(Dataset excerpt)
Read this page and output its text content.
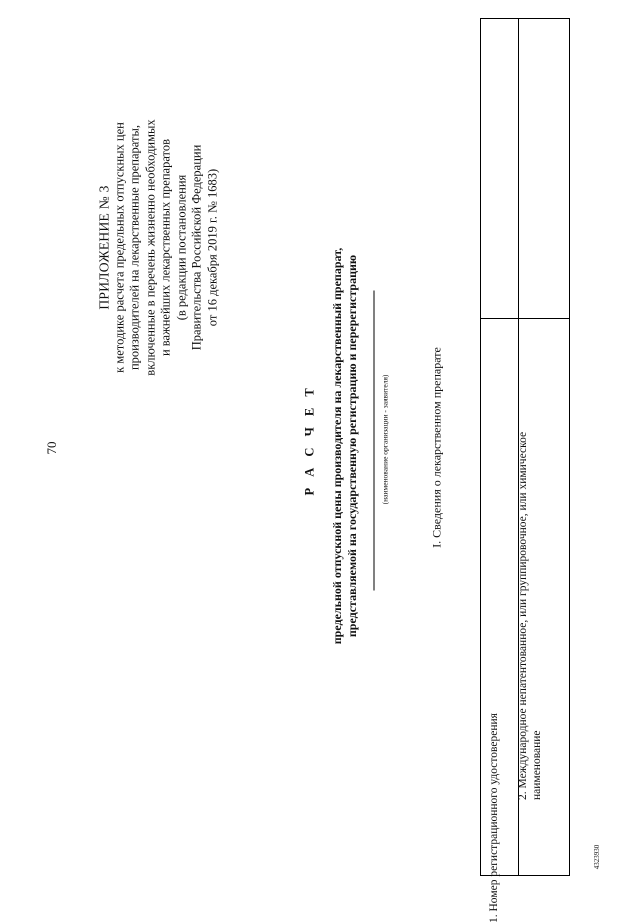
70
ПРИЛОЖЕНИЕ № 3 к методике расчета предельных отпускных цен производителей на лекарственные препараты, включенные в перечень жизненно необходимых и важнейших лекарственных препаратов (в редакции постановления Правительства Российской Федерации от 16 декабря 2019 г. № 1683)
Р А С Ч Е Т предельной отпускной цены производителя на лекарственный препарат, представляемой на государственную регистрацию и перерегистрацию	(наименование организации - заявителя)	I. Сведения о лекарственном препарате
1. Номер регистрационного удостоверения
2. Международное непатентованное, или группировочное, или химическое наименование
4323930
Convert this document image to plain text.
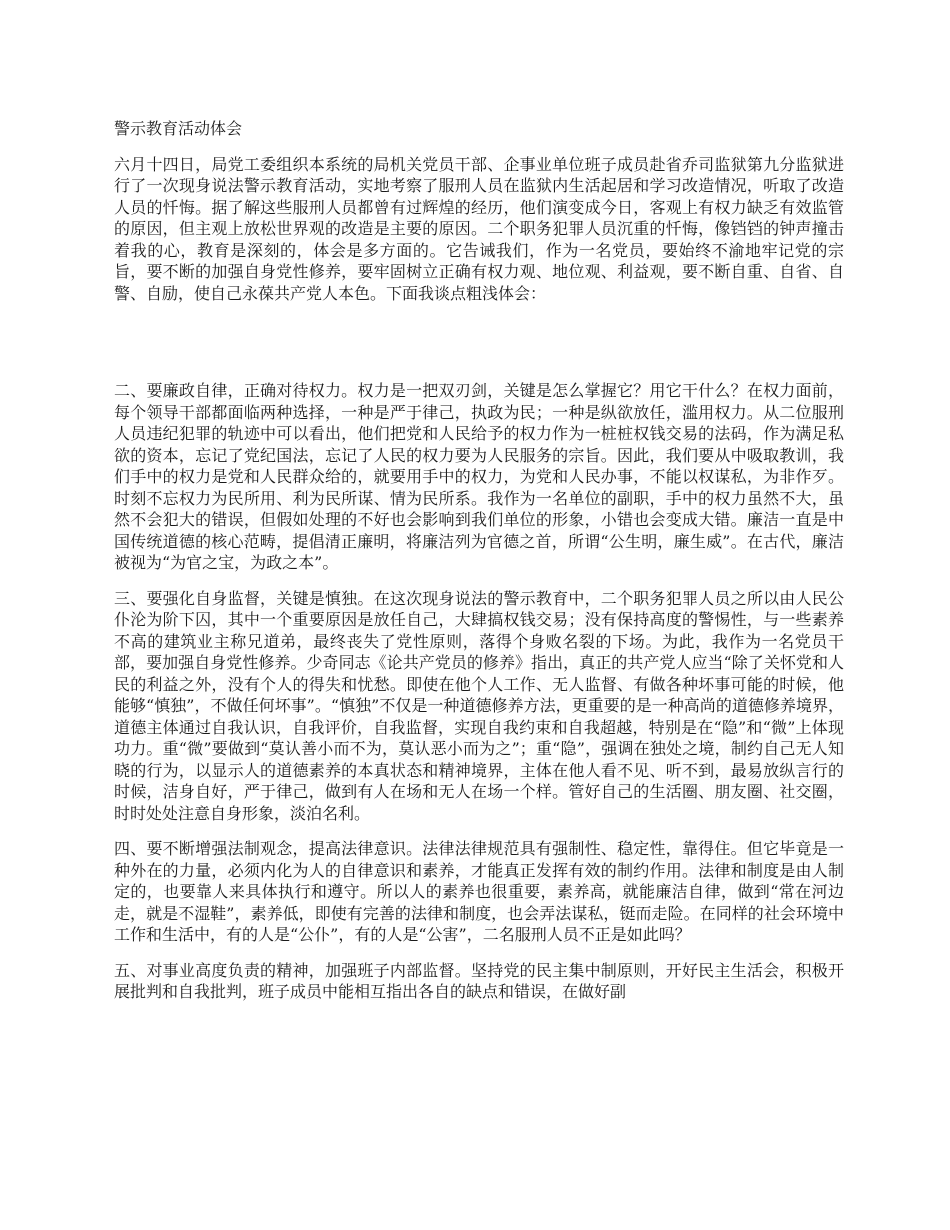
警示教育活动体会

六月十四日，局党工委组织本系统的局机关党员干部、企事业单位班子成员赴省乔司监狱第九分监狱进行了一次现身说法警示教育活动，实地考察了服刑人员在监狱内生活起居和学习改造情况，听取了改造人员的忏悔。据了解这些服刑人员都曾有过辉煌的经历，他们演变成今日，客观上有权力缺乏有效监管的原因，但主观上放松世界观的改造是主要的原因。二个职务犯罪人员沉重的忏悔，像铛铛的钟声撞击着我的心，教育是深刻的，体会是多方面的。它告诫我们，作为一名党员，要始终不渝地牢记党的宗旨，要不断的加强自身党性修养，要牢固树立正确有权力观、地位观、利益观，要不断自重、自省、自警、自励，使自己永葆共产党人本色。下面我谈点粗浅体会：

二、要廉政自律，正确对待权力。权力是一把双刃剑，关键是怎么掌握它？用它干什么？在权力面前，每个领导干部都面临两种选择，一种是严于律己，执政为民；一种是纵欲放任，滥用权力。从二位服刑人员违纪犯罪的轨迹中可以看出，他们把党和人民给予的权力作为一桩桩权钱交易的法码，作为满足私欲的资本，忘记了党纪国法，忘记了人民的权力要为人民服务的宗旨。因此，我们要从中吸取教训，我们手中的权力是党和人民群众给的，就要用手中的权力，为党和人民办事，不能以权谋私，为非作歹。时刻不忘权力为民所用、利为民所谋、情为民所系。我作为一名单位的副职，手中的权力虽然不大，虽然不会犯大的错误，但假如处理的不好也会影响到我们单位的形象，小错也会变成大错。廉洁一直是中国传统道德的核心范畴，提倡清正廉明，将廉洁列为官德之首，所谓“公生明，廉生威”。在古代，廉洁被视为“为官之宝，为政之本”。

三、要强化自身监督，关键是慎独。在这次现身说法的警示教育中，二个职务犯罪人员之所以由人民公仆沦为阶下囚，其中一个重要原因是放任自己，大肆搞权钱交易；没有保持高度的警惕性，与一些素养不高的建筑业主称兄道弟，最终丧失了党性原则，落得个身败名裂的下场。为此，我作为一名党员干部，要加强自身党性修养。少奇同志《论共产党员的修养》指出，真正的共产党人应当“除了关怀党和人民的利益之外，没有个人的得失和忧愁。即使在他个人工作、无人监督、有做各种坏事可能的时候，他能够“慎独”，不做任何坏事”。“慎独”不仅是一种道德修养方法，更重要的是一种高尚的道德修养境界，道德主体通过自我认识，自我评价，自我监督，实现自我约束和自我超越，特别是在“隐”和“微”上体现功力。重“微”要做到“莫认善小而不为，莫认恶小而为之”；重“隐”，强调在独处之境，制约自己无人知晓的行为，以显示人的道德素养的本真状态和精神境界，主体在他人看不见、听不到，最易放纵言行的时候，洁身自好，严于律己，做到有人在场和无人在场一个样。管好自己的生活圈、朋友圈、社交圈，时时处处注意自身形象，淡泊名利。

四、要不断增强法制观念，提高法律意识。法律法律规范具有强制性、稳定性，靠得住。但它毕竟是一种外在的力量，必须内化为人的自律意识和素养，才能真正发挥有效的制约作用。法律和制度是由人制定的，也要靠人来具体执行和遵守。所以人的素养也很重要，素养高，就能廉洁自律，做到“常在河边走，就是不湿鞋”，素养低，即使有完善的法律和制度，也会弄法谋私，铤而走险。在同样的社会环境中工作和生活中，有的人是“公仆”，有的人是“公害”，二名服刑人员不正是如此吗？

五、对事业高度负责的精神，加强班子内部监督。坚持党的民主集中制原则，开好民主生活会，积极开展批判和自我批判，班子成员中能相互指出各自的缺点和错误，在做好副
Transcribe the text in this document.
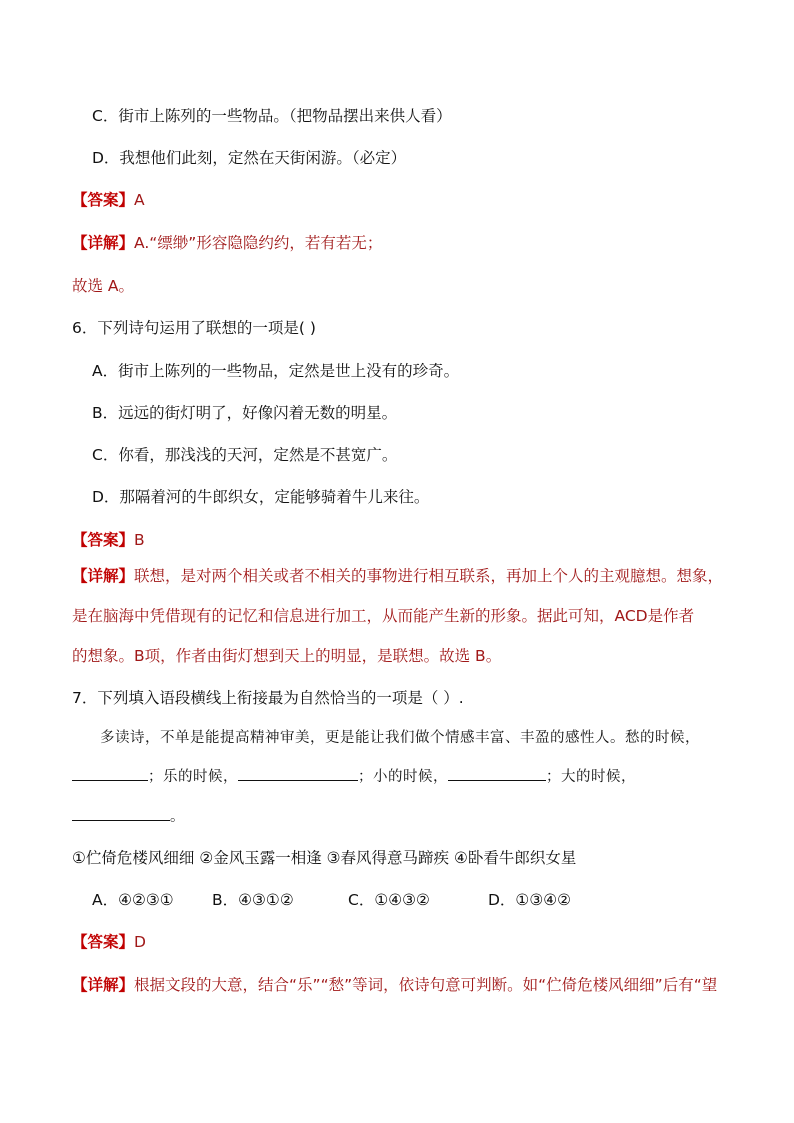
C．街市上陈列的一些物品。（把物品摆出来供人看）
D．我想他们此刻，定然在天街闲游。（必定）
【答案】A
【详解】A.“缥缈”形容隐隐约约，若有若无；
故选 A。
6．下列诗句运用了联想的一项是( )
A．街市上陈列的一些物品，定然是世上没有的珍奇。
B．远远的街灯明了，好像闪着无数的明星。
C．你看，那浅浅的天河，定然是不甚宽广。
D．那隔着河的牛郎织女，定能够骑着牛儿来往。
【答案】B
【详解】联想，是对两个相关或者不相关的事物进行相互联系，再加上个人的主观臆想。想象，
是在脑海中凭借现有的记忆和信息进行加工，从而能产生新的形象。据此可知，ACD是作者
的想象。B项，作者由街灯想到天上的明显，是联想。故选 B。
7．下列填入语段横线上衔接最为自然恰当的一项是（ ）.
多读诗，不单是能提高精神审美，更是能让我们做个情感丰富、丰盈的感性人。愁的时候，
；乐的时候，	；小的时候，	；大的时候，
。
①伫倚危楼风细细 ②金风玉露一相逢 ③春风得意马蹄疾 ④卧看牛郎织女星
A．④②③① B．④③①②	C．①④③②	D．①③④②
【答案】D
【详解】根据文段的大意，结合“乐”“愁”等词，依诗句意可判断。如“伫倚危楼风细细”后有“望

> Requirement
Copy the data word for word. Pictures do not go in the copy.

> Problem solution
Read this page and output its text content.
70
ПРИЛОЖЕНИЕ № 3 к методике расчета предельных отпускных цен производителей на лекарственные препараты, включенные в перечень жизненно необходимых и важнейших лекарственных препаратов (в редакции постановления Правительства Российской Федерации от 16 декабря 2019 г. № 1683)
Р А С Ч Е Т предельной отпускной цены производителя на лекарственный препарат, представляемой на государственную регистрацию и перерегистрацию	(наименование организации - заявителя)	I. Сведения о лекарственном препарате
1. Номер регистрационного удостоверения
2. Международное непатентованное, или группировочное, или химическое наименование
4323930
Convert this document image to plain text.
警示教育活动体会

六月十四日，局党工委组织本系统的局机关党员干部、企事业单位班子成员赴省乔司监狱第九分监狱进行了一次现身说法警示教育活动，实地考察了服刑人员在监狱内生活起居和学习改造情况，听取了改造人员的忏悔。据了解这些服刑人员都曾有过辉煌的经历，他们演变成今日，客观上有权力缺乏有效监管的原因，但主观上放松世界观的改造是主要的原因。二个职务犯罪人员沉重的忏悔，像铛铛的钟声撞击着我的心，教育是深刻的，体会是多方面的。它告诫我们，作为一名党员，要始终不渝地牢记党的宗旨，要不断的加强自身党性修养，要牢固树立正确有权力观、地位观、利益观，要不断自重、自省、自警、自励，使自己永葆共产党人本色。下面我谈点粗浅体会：

二、要廉政自律，正确对待权力。权力是一把双刃剑，关键是怎么掌握它？用它干什么？在权力面前，每个领导干部都面临两种选择，一种是严于律己，执政为民；一种是纵欲放任，滥用权力。从二位服刑人员违纪犯罪的轨迹中可以看出，他们把党和人民给予的权力作为一桩桩权钱交易的法码，作为满足私欲的资本，忘记了党纪国法，忘记了人民的权力要为人民服务的宗旨。因此，我们要从中吸取教训，我们手中的权力是党和人民群众给的，就要用手中的权力，为党和人民办事，不能以权谋私，为非作歹。时刻不忘权力为民所用、利为民所谋、情为民所系。我作为一名单位的副职，手中的权力虽然不大，虽然不会犯大的错误，但假如处理的不好也会影响到我们单位的形象，小错也会变成大错。廉洁一直是中国传统道德的核心范畴，提倡清正廉明，将廉洁列为官德之首，所谓“公生明，廉生威”。在古代，廉洁被视为“为官之宝，为政之本”。

三、要强化自身监督，关键是慎独。在这次现身说法的警示教育中，二个职务犯罪人员之所以由人民公仆沦为阶下囚，其中一个重要原因是放任自己，大肆搞权钱交易；没有保持高度的警惕性，与一些素养不高的建筑业主称兄道弟，最终丧失了党性原则，落得个身败名裂的下场。为此，我作为一名党员干部，要加强自身党性修养。少奇同志《论共产党员的修养》指出，真正的共产党人应当“除了关怀党和人民的利益之外，没有个人的得失和忧愁。即使在他个人工作、无人监督、有做各种坏事可能的时候，他能够“慎独”，不做任何坏事”。“慎独”不仅是一种道德修养方法，更重要的是一种高尚的道德修养境界，道德主体通过自我认识，自我评价，自我监督，实现自我约束和自我超越，特别是在“隐”和“微”上体现功力。重“微”要做到“莫认善小而不为，莫认恶小而为之”；重“隐”，强调在独处之境，制约自己无人知晓的行为，以显示人的道德素养的本真状态和精神境界，主体在他人看不见、听不到，最易放纵言行的时候，洁身自好，严于律己，做到有人在场和无人在场一个样。管好自己的生活圈、朋友圈、社交圈，时时处处注意自身形象，淡泊名利。

四、要不断增强法制观念，提高法律意识。法律法律规范具有强制性、稳定性，靠得住。但它毕竟是一种外在的力量，必须内化为人的自律意识和素养，才能真正发挥有效的制约作用。法律和制度是由人制定的，也要靠人来具体执行和遵守。所以人的素养也很重要，素养高，就能廉洁自律，做到“常在河边走，就是不湿鞋”，素养低，即使有完善的法律和制度，也会弄法谋私，铤而走险。在同样的社会环境中工作和生活中，有的人是“公仆”，有的人是“公害”，二名服刑人员不正是如此吗？

五、对事业高度负责的精神，加强班子内部监督。坚持党的民主集中制原则，开好民主生活会，积极开展批判和自我批判，班子成员中能相互指出各自的缺点和错误，在做好副
Transcribe the text in this document.
C．街市上陈列的一些物品。（把物品摆出来供人看）
D．我想他们此刻，定然在天街闲游。（必定）
【答案】A
【详解】A.“缥缈”形容隐隐约约，若有若无；
故选 A。
6．下列诗句运用了联想的一项是( )
A．街市上陈列的一些物品，定然是世上没有的珍奇。
B．远远的街灯明了，好像闪着无数的明星。
C．你看，那浅浅的天河，定然是不甚宽广。
D．那隔着河的牛郎织女，定能够骑着牛儿来往。
【答案】B
【详解】联想，是对两个相关或者不相关的事物进行相互联系，再加上个人的主观臆想。想象，
是在脑海中凭借现有的记忆和信息进行加工，从而能产生新的形象。据此可知，ACD是作者
的想象。B项，作者由街灯想到天上的明显，是联想。故选 B。
7．下列填入语段横线上衔接最为自然恰当的一项是（ ）.
多读诗，不单是能提高精神审美，更是能让我们做个情感丰富、丰盈的感性人。愁的时候，
；乐的时候，	；小的时候，	；大的时候，
。
①伫倚危楼风细细 ②金风玉露一相逢 ③春风得意马蹄疾 ④卧看牛郎织女星
A．④②③① B．④③①②	C．①④③②	D．①③④②
【答案】D
【详解】根据文段的大意，结合“乐”“愁”等词，依诗句意可判断。如“伫倚危楼风细细”后有“望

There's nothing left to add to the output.